■ EXERCISE:
Reproduce all of the material exactly as shown.
START RECORDS FOR PROCESSING
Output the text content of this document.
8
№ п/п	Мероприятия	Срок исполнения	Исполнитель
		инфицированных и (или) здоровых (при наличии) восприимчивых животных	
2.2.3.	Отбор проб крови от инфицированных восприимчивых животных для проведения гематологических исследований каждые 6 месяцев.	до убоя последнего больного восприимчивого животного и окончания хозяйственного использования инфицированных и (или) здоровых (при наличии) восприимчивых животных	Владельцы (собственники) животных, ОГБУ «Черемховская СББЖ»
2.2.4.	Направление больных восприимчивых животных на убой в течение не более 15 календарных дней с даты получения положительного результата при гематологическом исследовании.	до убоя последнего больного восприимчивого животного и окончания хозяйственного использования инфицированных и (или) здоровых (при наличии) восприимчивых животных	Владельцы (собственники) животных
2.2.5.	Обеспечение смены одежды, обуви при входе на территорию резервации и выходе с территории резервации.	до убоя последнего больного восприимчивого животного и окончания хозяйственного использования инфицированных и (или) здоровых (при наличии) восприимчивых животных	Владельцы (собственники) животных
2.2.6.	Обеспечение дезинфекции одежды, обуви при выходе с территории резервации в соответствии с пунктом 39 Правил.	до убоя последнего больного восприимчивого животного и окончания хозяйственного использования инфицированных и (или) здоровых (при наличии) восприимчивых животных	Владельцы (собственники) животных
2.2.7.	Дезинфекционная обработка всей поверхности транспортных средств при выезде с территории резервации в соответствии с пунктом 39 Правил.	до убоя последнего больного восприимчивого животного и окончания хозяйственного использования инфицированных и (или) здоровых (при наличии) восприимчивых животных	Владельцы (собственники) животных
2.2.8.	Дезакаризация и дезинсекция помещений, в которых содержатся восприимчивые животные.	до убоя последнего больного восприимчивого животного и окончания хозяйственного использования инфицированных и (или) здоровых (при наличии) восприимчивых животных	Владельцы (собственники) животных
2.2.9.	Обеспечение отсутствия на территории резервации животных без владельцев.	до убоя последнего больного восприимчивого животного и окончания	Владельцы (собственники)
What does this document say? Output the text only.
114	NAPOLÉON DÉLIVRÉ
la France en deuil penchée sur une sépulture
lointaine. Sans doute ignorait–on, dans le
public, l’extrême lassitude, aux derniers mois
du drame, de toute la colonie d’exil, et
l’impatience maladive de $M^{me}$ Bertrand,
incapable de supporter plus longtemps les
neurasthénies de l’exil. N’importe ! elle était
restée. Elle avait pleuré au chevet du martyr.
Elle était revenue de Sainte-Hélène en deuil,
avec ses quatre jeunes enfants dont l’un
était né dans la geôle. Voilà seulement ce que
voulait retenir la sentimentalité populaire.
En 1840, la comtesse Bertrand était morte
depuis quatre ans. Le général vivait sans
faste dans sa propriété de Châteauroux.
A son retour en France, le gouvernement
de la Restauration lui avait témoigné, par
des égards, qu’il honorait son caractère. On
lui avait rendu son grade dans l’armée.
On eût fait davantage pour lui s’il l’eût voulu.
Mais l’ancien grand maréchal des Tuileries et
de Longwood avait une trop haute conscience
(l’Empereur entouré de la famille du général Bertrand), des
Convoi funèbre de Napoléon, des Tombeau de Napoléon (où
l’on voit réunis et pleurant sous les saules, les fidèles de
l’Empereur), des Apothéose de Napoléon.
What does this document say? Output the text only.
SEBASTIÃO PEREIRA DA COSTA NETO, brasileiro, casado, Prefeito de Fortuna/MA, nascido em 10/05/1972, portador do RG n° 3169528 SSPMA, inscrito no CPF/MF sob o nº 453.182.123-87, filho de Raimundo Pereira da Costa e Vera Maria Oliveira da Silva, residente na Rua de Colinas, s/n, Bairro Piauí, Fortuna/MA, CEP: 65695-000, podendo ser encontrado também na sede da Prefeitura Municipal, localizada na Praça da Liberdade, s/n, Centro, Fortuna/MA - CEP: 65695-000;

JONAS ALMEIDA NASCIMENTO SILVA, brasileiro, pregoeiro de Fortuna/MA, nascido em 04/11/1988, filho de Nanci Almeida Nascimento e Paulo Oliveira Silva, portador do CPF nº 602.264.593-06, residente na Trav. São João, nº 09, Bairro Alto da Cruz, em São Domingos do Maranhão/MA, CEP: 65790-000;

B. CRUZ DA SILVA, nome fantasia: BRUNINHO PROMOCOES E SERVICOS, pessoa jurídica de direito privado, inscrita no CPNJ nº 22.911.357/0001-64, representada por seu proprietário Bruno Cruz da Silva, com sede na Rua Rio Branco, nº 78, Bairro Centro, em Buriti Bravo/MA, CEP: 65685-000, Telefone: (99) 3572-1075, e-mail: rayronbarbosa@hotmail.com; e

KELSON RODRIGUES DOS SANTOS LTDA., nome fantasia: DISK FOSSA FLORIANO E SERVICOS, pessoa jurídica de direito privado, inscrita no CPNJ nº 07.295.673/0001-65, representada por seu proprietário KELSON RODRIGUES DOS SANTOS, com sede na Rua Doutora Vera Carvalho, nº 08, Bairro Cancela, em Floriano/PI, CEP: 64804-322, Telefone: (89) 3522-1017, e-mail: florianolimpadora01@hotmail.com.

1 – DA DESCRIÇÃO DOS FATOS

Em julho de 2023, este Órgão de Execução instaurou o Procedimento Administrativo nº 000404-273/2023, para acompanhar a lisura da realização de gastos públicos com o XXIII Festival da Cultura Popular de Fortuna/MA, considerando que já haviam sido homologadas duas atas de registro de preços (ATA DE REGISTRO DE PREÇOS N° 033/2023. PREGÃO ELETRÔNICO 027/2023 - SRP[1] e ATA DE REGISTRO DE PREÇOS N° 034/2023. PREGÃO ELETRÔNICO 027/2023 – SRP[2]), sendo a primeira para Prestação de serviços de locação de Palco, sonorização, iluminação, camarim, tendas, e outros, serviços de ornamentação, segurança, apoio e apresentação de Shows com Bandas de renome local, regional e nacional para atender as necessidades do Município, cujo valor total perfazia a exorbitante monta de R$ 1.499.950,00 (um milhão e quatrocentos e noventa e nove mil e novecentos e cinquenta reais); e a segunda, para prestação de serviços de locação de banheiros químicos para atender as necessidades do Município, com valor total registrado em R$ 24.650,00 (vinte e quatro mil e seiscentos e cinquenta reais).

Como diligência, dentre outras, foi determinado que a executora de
END RECORDS FOR PROCESSING
■ OUTPUT FOR THIS EXERCISE:
Output the text content of this document.
8
№ п/п	Мероприятия	Срок исполнения	Исполнитель
		инфицированных и (или) здоровых (при наличии) восприимчивых животных	
2.2.3.	Отбор проб крови от инфицированных восприимчивых животных для проведения гематологических исследований каждые 6 месяцев.	до убоя последнего больного восприимчивого животного и окончания хозяйственного использования инфицированных и (или) здоровых (при наличии) восприимчивых животных	Владельцы (собственники) животных, ОГБУ «Черемховская СББЖ»
2.2.4.	Направление больных восприимчивых животных на убой в течение не более 15 календарных дней с даты получения положительного результата при гематологическом исследовании.	до убоя последнего больного восприимчивого животного и окончания хозяйственного использования инфицированных и (или) здоровых (при наличии) восприимчивых животных	Владельцы (собственники) животных
2.2.5.	Обеспечение смены одежды, обуви при входе на территорию резервации и выходе с территории резервации.	до убоя последнего больного восприимчивого животного и окончания хозяйственного использования инфицированных и (или) здоровых (при наличии) восприимчивых животных	Владельцы (собственники) животных
2.2.6.	Обеспечение дезинфекции одежды, обуви при выходе с территории резервации в соответствии с пунктом 39 Правил.	до убоя последнего больного восприимчивого животного и окончания хозяйственного использования инфицированных и (или) здоровых (при наличии) восприимчивых животных	Владельцы (собственники) животных
2.2.7.	Дезинфекционная обработка всей поверхности транспортных средств при выезде с территории резервации в соответствии с пунктом 39 Правил.	до убоя последнего больного восприимчивого животного и окончания хозяйственного использования инфицированных и (или) здоровых (при наличии) восприимчивых животных	Владельцы (собственники) животных
2.2.8.	Дезакаризация и дезинсекция помещений, в которых содержатся восприимчивые животные.	до убоя последнего больного восприимчивого животного и окончания хозяйственного использования инфицированных и (или) здоровых (при наличии) восприимчивых животных	Владельцы (собственники) животных
2.2.9.	Обеспечение отсутствия на территории резервации животных без владельцев.	до убоя последнего больного восприимчивого животного и окончания	Владельцы (собственники)
What does this document say? Output the text only.
114	NAPOLÉON DÉLIVRÉ
la France en deuil penchée sur une sépulture
lointaine. Sans doute ignorait–on, dans le
public, l’extrême lassitude, aux derniers mois
du drame, de toute la colonie d’exil, et
l’impatience maladive de $M^{me}$ Bertrand,
incapable de supporter plus longtemps les
neurasthénies de l’exil. N’importe ! elle était
restée. Elle avait pleuré au chevet du martyr.
Elle était revenue de Sainte-Hélène en deuil,
avec ses quatre jeunes enfants dont l’un
était né dans la geôle. Voilà seulement ce que
voulait retenir la sentimentalité populaire.
En 1840, la comtesse Bertrand était morte
depuis quatre ans. Le général vivait sans
faste dans sa propriété de Châteauroux.
A son retour en France, le gouvernement
de la Restauration lui avait témoigné, par
des égards, qu’il honorait son caractère. On
lui avait rendu son grade dans l’armée.
On eût fait davantage pour lui s’il l’eût voulu.
Mais l’ancien grand maréchal des Tuileries et
de Longwood avait une trop haute conscience
(l’Empereur entouré de la famille du général Bertrand), des
Convoi funèbre de Napoléon, des Tombeau de Napoléon (où
l’on voit réunis et pleurant sous les saules, les fidèles de
l’Empereur), des Apothéose de Napoléon.
What does this document say? Output the text only.
SEBASTIÃO PEREIRA DA COSTA NETO, brasileiro, casado, Prefeito de Fortuna/MA, nascido em 10/05/1972, portador do RG n° 3169528 SSPMA, inscrito no CPF/MF sob o nº 453.182.123-87, filho de Raimundo Pereira da Costa e Vera Maria Oliveira da Silva, residente na Rua de Colinas, s/n, Bairro Piauí, Fortuna/MA, CEP: 65695-000, podendo ser encontrado também na sede da Prefeitura Municipal, localizada na Praça da Liberdade, s/n, Centro, Fortuna/MA - CEP: 65695-000;

JONAS ALMEIDA NASCIMENTO SILVA, brasileiro, pregoeiro de Fortuna/MA, nascido em 04/11/1988, filho de Nanci Almeida Nascimento e Paulo Oliveira Silva, portador do CPF nº 602.264.593-06, residente na Trav. São João, nº 09, Bairro Alto da Cruz, em São Domingos do Maranhão/MA, CEP: 65790-000;

B. CRUZ DA SILVA, nome fantasia: BRUNINHO PROMOCOES E SERVICOS, pessoa jurídica de direito privado, inscrita no CPNJ nº 22.911.357/0001-64, representada por seu proprietário Bruno Cruz da Silva, com sede na Rua Rio Branco, nº 78, Bairro Centro, em Buriti Bravo/MA, CEP: 65685-000, Telefone: (99) 3572-1075, e-mail: rayronbarbosa@hotmail.com; e

KELSON RODRIGUES DOS SANTOS LTDA., nome fantasia: DISK FOSSA FLORIANO E SERVICOS, pessoa jurídica de direito privado, inscrita no CPNJ nº 07.295.673/0001-65, representada por seu proprietário KELSON RODRIGUES DOS SANTOS, com sede na Rua Doutora Vera Carvalho, nº 08, Bairro Cancela, em Floriano/PI, CEP: 64804-322, Telefone: (89) 3522-1017, e-mail: florianolimpadora01@hotmail.com.

1 – DA DESCRIÇÃO DOS FATOS

Em julho de 2023, este Órgão de Execução instaurou o Procedimento Administrativo nº 000404-273/2023, para acompanhar a lisura da realização de gastos públicos com o XXIII Festival da Cultura Popular de Fortuna/MA, considerando que já haviam sido homologadas duas atas de registro de preços (ATA DE REGISTRO DE PREÇOS N° 033/2023. PREGÃO ELETRÔNICO 027/2023 - SRP[1] e ATA DE REGISTRO DE PREÇOS N° 034/2023. PREGÃO ELETRÔNICO 027/2023 – SRP[2]), sendo a primeira para Prestação de serviços de locação de Palco, sonorização, iluminação, camarim, tendas, e outros, serviços de ornamentação, segurança, apoio e apresentação de Shows com Bandas de renome local, regional e nacional para atender as necessidades do Município, cujo valor total perfazia a exorbitante monta de R$ 1.499.950,00 (um milhão e quatrocentos e noventa e nove mil e novecentos e cinquenta reais); e a segunda, para prestação de serviços de locação de banheiros químicos para atender as necessidades do Município, com valor total registrado em R$ 24.650,00 (vinte e quatro mil e seiscentos e cinquenta reais).

Como diligência, dentre outras, foi determinado que a executora de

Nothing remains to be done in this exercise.